MATERIAL SHOWN.
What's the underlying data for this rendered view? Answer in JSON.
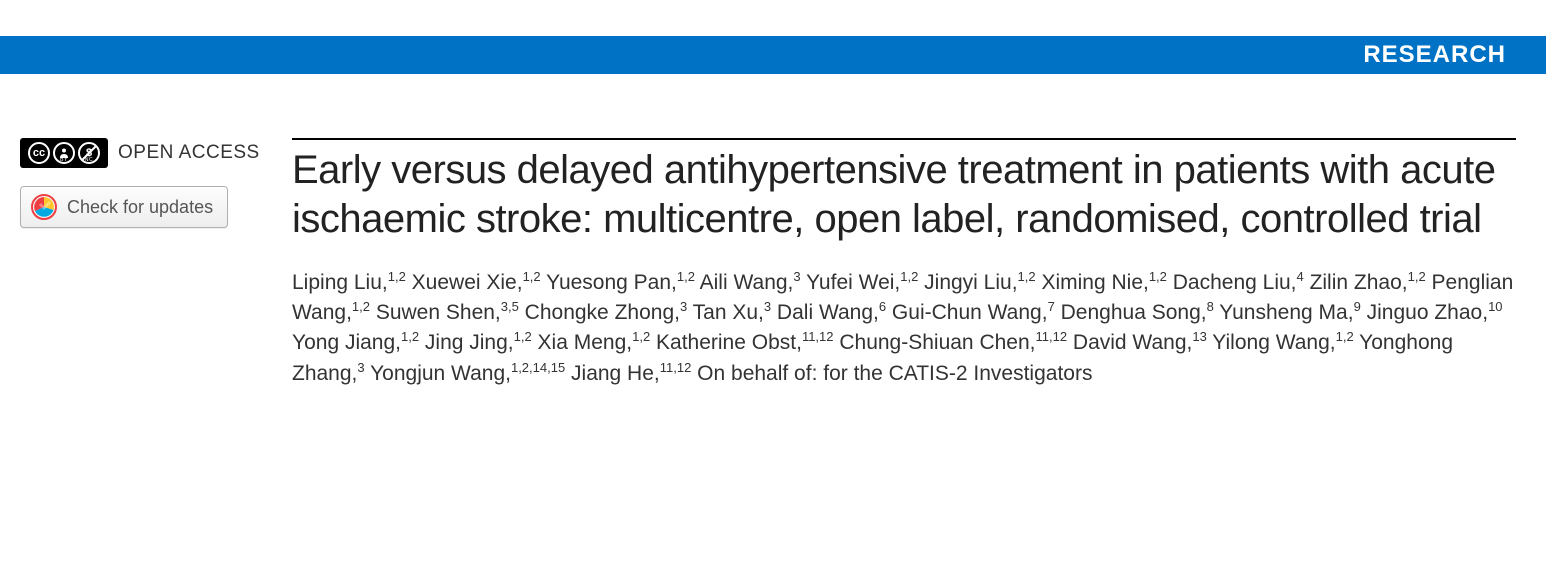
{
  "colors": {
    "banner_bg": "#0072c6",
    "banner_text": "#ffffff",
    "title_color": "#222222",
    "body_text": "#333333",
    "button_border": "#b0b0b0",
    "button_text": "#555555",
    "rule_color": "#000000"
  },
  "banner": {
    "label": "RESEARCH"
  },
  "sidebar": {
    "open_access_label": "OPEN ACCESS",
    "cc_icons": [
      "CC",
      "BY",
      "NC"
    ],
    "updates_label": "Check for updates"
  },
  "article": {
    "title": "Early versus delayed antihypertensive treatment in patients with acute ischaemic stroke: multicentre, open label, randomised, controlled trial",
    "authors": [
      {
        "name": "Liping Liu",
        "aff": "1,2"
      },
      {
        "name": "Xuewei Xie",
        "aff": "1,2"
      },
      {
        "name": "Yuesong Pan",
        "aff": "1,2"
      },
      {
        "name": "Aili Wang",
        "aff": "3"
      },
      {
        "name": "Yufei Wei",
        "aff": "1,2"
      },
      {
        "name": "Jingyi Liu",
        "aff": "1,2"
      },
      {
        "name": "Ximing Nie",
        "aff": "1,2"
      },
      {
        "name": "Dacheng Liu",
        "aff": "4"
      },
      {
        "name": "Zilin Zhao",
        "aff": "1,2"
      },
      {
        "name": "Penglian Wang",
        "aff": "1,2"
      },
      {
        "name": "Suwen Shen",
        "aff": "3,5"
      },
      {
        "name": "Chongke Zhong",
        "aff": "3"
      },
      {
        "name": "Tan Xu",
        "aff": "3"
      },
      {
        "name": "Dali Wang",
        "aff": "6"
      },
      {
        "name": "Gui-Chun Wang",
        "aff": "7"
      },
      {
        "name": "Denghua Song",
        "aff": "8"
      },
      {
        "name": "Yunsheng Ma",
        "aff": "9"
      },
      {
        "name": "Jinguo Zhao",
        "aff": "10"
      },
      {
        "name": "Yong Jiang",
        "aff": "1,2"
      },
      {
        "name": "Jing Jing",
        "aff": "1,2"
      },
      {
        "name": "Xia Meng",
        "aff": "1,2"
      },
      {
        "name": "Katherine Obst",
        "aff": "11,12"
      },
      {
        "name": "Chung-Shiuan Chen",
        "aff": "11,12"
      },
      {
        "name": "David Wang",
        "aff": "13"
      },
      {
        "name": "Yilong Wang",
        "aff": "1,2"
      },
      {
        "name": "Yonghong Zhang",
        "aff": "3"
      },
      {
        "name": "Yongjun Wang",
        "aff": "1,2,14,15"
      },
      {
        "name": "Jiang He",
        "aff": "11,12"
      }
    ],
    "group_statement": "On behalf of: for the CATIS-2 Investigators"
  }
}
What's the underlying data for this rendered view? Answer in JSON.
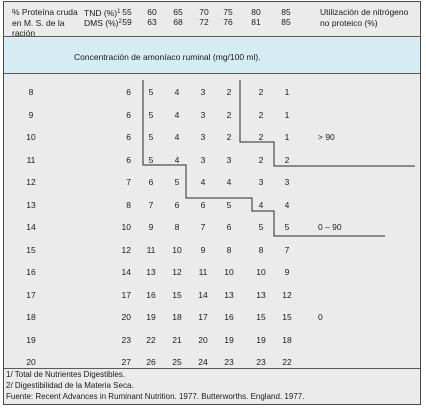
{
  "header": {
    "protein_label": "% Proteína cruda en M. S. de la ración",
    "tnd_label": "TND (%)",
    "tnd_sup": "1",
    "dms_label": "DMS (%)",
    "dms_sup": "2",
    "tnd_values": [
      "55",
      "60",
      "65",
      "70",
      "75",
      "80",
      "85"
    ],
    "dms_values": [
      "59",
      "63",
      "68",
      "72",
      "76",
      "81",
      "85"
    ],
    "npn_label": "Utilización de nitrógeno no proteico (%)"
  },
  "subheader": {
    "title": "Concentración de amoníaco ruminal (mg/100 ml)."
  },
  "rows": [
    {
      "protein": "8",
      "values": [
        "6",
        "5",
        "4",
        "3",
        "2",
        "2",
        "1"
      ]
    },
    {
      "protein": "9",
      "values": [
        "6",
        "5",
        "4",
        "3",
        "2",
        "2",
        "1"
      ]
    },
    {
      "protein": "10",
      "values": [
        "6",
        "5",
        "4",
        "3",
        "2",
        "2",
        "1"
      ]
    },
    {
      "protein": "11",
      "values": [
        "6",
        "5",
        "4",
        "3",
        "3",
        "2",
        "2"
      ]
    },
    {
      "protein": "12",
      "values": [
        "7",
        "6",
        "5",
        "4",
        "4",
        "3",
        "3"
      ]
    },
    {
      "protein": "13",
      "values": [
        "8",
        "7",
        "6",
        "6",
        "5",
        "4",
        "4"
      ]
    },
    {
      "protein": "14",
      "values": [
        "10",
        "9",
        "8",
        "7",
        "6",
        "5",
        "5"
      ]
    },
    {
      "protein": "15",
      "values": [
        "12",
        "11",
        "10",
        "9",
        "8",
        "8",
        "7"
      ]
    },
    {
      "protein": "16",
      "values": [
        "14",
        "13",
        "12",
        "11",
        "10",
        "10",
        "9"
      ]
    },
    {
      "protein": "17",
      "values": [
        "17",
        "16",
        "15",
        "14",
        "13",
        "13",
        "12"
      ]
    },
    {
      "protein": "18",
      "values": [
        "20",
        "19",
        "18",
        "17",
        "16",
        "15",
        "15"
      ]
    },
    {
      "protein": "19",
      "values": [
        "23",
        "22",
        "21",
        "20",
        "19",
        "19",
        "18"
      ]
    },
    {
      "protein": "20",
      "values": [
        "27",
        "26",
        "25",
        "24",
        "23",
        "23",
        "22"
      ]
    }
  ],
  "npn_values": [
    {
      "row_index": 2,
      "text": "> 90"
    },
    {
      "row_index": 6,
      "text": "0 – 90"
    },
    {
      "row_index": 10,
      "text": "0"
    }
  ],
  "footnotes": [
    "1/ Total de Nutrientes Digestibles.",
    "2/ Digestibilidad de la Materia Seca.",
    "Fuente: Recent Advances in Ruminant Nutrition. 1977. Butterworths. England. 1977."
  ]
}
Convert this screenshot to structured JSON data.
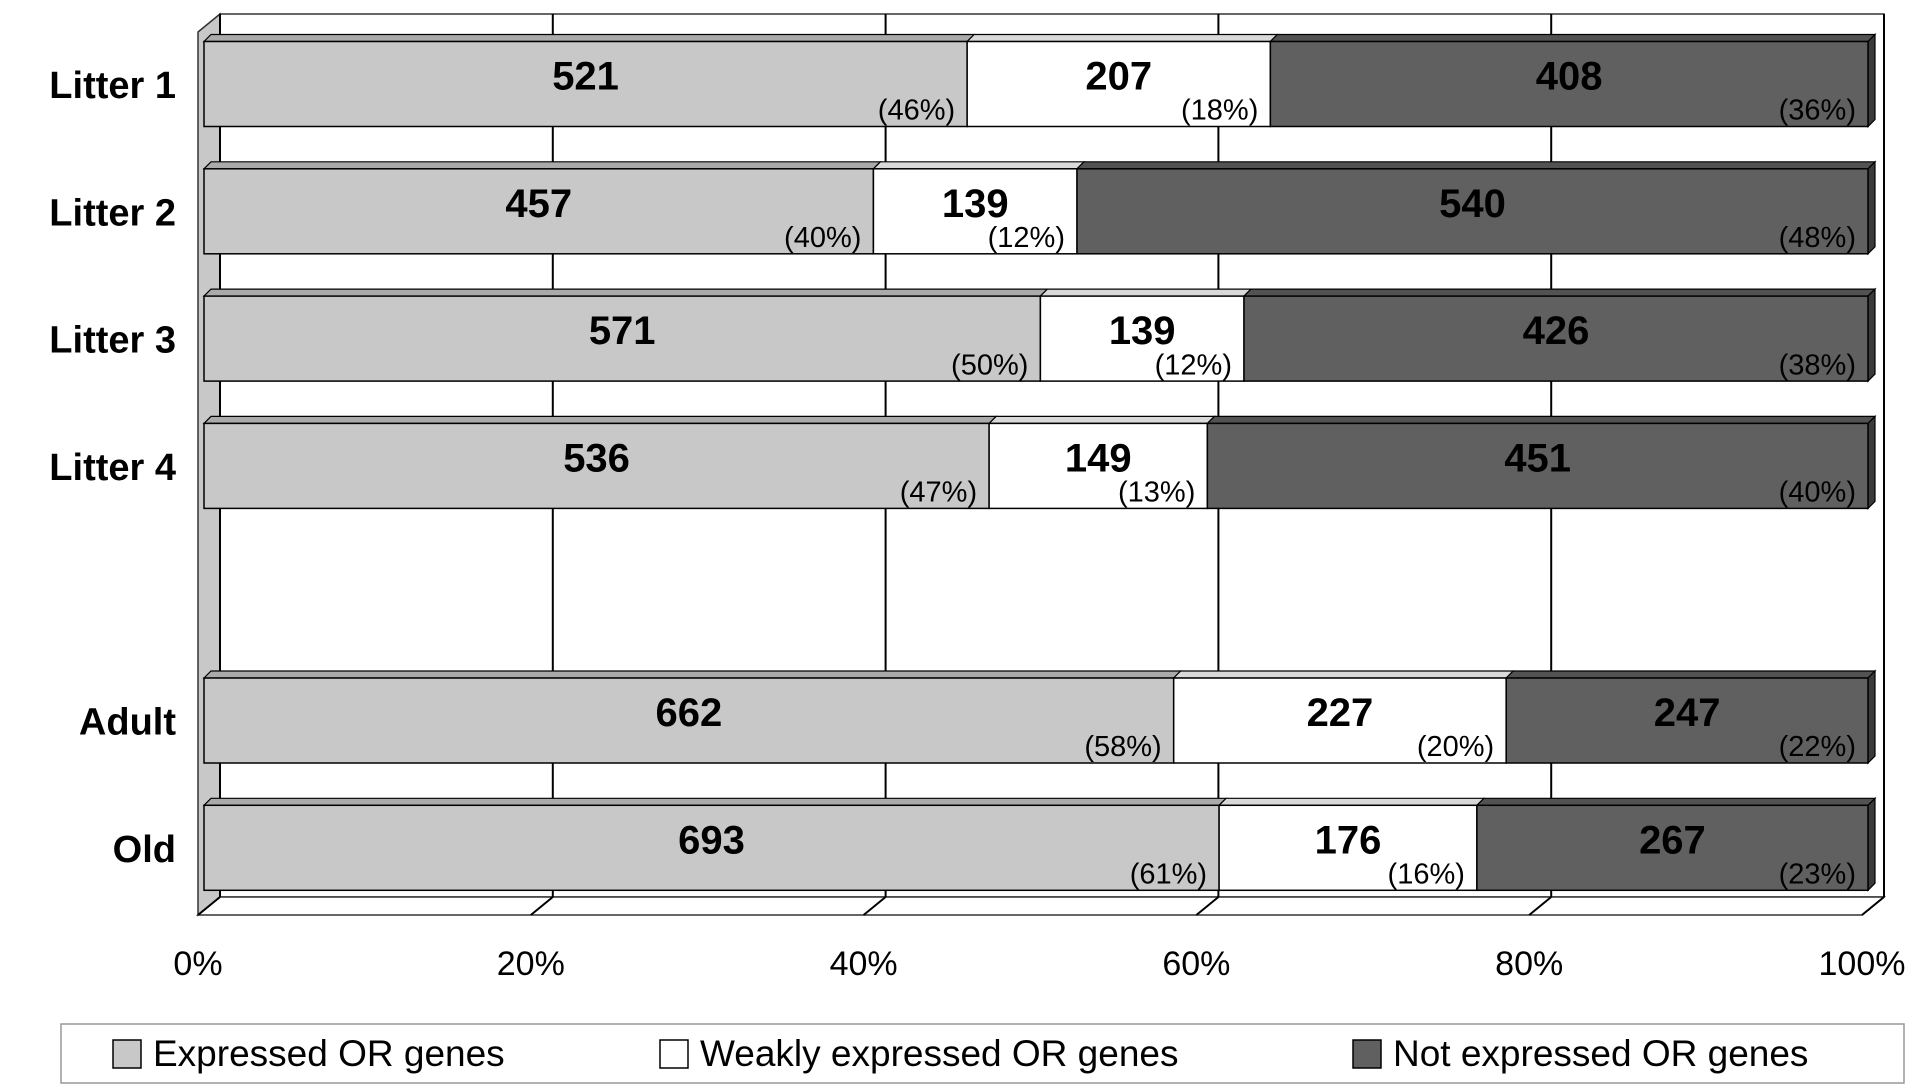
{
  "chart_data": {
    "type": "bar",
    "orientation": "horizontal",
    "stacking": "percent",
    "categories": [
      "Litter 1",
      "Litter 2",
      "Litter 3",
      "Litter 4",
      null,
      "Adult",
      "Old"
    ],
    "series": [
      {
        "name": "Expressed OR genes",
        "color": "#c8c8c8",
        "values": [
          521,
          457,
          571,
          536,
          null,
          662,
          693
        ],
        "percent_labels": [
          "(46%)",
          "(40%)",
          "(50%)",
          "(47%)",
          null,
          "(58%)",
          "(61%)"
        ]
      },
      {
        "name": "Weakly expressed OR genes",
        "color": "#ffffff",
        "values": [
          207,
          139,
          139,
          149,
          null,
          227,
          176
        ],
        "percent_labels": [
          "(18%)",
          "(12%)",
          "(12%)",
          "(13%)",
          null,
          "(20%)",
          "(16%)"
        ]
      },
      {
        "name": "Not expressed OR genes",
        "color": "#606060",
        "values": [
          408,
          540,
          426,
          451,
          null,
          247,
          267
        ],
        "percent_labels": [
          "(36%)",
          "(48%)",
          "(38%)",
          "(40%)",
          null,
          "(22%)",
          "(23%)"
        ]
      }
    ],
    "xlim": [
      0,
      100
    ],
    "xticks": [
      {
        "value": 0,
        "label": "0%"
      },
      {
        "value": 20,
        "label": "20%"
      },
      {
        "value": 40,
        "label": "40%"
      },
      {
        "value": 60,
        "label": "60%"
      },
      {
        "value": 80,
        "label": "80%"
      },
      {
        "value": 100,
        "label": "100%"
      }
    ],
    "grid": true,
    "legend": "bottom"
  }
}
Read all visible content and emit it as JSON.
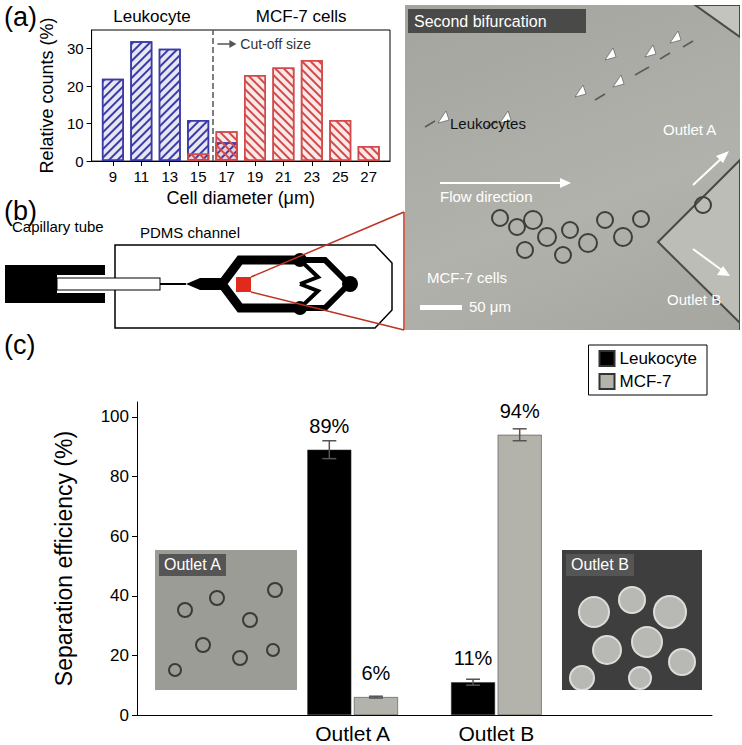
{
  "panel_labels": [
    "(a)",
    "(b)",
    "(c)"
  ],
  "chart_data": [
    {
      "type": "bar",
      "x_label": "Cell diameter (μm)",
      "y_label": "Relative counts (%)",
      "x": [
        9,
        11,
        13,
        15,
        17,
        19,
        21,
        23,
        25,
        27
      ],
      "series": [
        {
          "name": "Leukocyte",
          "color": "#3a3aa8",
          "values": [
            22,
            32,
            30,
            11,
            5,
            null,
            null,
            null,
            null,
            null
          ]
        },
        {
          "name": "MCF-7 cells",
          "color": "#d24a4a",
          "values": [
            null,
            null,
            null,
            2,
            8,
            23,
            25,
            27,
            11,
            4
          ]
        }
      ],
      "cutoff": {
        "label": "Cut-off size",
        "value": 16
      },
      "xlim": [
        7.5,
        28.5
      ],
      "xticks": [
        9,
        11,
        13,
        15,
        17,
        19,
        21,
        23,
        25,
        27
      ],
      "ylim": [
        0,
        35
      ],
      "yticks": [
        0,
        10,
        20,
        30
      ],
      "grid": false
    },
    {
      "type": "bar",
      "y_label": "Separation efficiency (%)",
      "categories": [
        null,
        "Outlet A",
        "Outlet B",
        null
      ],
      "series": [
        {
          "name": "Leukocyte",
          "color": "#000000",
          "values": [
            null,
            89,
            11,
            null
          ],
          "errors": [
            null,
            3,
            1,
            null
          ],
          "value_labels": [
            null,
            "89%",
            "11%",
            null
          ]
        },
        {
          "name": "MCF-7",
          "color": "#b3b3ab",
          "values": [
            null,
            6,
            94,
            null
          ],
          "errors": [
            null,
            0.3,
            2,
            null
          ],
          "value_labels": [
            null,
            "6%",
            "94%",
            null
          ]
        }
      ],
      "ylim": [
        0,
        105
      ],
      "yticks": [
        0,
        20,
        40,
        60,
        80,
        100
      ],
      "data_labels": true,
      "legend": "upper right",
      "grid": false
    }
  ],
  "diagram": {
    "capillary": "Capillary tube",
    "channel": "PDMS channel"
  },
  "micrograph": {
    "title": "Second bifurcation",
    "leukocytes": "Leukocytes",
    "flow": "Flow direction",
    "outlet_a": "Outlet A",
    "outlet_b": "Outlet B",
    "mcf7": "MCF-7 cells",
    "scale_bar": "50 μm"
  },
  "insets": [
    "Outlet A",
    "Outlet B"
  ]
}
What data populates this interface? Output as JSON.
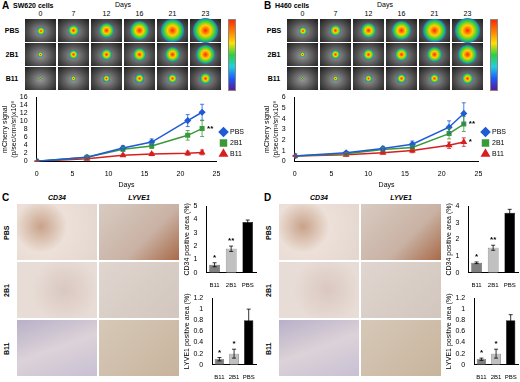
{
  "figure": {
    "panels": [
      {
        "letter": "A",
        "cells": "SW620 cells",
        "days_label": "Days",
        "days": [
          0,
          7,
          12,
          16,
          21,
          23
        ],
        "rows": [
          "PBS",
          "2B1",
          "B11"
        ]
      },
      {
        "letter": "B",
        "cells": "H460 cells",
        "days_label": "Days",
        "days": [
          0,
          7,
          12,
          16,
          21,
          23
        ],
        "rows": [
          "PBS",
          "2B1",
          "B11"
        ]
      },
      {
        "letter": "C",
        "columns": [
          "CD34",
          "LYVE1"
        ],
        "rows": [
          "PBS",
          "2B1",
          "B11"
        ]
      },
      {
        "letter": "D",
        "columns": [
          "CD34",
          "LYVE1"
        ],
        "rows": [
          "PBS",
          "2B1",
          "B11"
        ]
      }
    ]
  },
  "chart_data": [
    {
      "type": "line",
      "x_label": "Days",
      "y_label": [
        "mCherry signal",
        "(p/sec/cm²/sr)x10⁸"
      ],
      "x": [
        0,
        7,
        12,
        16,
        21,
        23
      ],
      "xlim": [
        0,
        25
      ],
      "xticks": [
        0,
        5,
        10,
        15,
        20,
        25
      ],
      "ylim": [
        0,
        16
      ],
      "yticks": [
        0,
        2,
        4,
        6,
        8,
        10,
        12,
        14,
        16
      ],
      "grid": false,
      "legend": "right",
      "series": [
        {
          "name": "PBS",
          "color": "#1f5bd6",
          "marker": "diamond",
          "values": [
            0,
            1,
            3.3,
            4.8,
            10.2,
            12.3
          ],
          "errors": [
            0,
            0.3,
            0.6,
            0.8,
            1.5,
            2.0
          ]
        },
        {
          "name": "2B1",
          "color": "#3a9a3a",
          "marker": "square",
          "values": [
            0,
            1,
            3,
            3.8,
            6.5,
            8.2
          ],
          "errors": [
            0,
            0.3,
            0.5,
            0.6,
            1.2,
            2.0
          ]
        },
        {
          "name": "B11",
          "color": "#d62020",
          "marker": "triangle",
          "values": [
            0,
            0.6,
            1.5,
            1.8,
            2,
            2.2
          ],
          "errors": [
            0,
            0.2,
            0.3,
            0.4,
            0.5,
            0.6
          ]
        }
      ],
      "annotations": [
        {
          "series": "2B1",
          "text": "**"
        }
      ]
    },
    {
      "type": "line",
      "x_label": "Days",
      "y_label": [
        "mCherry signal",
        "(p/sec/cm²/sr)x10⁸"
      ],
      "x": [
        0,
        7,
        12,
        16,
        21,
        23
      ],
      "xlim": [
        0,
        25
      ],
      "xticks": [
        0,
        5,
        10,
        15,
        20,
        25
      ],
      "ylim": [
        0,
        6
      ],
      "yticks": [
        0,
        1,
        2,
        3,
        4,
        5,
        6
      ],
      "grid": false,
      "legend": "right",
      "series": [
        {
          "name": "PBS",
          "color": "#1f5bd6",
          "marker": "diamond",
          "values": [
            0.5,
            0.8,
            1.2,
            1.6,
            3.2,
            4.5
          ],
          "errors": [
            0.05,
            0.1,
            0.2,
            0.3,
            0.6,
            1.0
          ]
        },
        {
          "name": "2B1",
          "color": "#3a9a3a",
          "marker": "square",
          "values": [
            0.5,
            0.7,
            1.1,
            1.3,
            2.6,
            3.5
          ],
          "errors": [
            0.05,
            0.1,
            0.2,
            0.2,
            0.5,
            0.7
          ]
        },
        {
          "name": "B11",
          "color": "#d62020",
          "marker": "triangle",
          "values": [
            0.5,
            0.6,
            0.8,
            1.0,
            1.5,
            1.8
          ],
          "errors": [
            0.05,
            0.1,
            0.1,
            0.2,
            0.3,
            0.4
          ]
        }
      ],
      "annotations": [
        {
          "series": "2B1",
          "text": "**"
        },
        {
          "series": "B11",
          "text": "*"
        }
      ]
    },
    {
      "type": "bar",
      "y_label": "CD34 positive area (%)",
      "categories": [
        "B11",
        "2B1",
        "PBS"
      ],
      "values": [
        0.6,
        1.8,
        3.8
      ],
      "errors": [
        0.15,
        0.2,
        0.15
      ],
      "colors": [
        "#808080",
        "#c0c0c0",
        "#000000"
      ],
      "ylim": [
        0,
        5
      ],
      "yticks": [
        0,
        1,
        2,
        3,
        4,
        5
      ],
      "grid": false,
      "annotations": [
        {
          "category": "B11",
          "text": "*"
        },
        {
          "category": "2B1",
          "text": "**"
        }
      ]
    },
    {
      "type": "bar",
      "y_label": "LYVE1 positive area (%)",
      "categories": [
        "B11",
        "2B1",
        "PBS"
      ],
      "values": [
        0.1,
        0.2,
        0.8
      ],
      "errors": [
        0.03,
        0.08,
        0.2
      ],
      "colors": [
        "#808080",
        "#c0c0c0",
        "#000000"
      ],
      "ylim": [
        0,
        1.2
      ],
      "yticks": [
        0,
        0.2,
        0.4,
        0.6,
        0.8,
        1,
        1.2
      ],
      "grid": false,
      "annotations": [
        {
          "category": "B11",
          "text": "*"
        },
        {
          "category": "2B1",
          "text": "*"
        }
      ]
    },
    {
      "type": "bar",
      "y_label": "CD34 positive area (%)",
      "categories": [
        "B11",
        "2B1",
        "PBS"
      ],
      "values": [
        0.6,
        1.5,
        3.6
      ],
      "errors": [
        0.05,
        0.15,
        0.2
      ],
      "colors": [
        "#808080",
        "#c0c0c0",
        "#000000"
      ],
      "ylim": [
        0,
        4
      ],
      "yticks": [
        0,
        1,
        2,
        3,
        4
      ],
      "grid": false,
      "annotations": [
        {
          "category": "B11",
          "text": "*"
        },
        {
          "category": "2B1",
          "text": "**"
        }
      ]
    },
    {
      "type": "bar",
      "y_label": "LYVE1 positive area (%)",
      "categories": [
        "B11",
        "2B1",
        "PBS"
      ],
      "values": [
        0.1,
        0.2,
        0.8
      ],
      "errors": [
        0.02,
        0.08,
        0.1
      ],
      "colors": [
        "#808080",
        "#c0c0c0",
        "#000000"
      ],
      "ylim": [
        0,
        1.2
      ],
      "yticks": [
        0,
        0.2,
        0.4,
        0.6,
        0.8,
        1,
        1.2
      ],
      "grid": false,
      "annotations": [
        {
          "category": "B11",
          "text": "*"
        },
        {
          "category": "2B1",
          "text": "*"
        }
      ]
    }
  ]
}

PROBLEM REQUIREMENTS. Once you have found every line in the listing that holds the string "Outlet", copy each of them.

ANSWER FOR THE TASK.
        "Outlet A",
        "Outlet B",
    "outlet_a": "Outlet A",
    "outlet_b": "Outlet B",
    "Outlet A",
    "Outlet B"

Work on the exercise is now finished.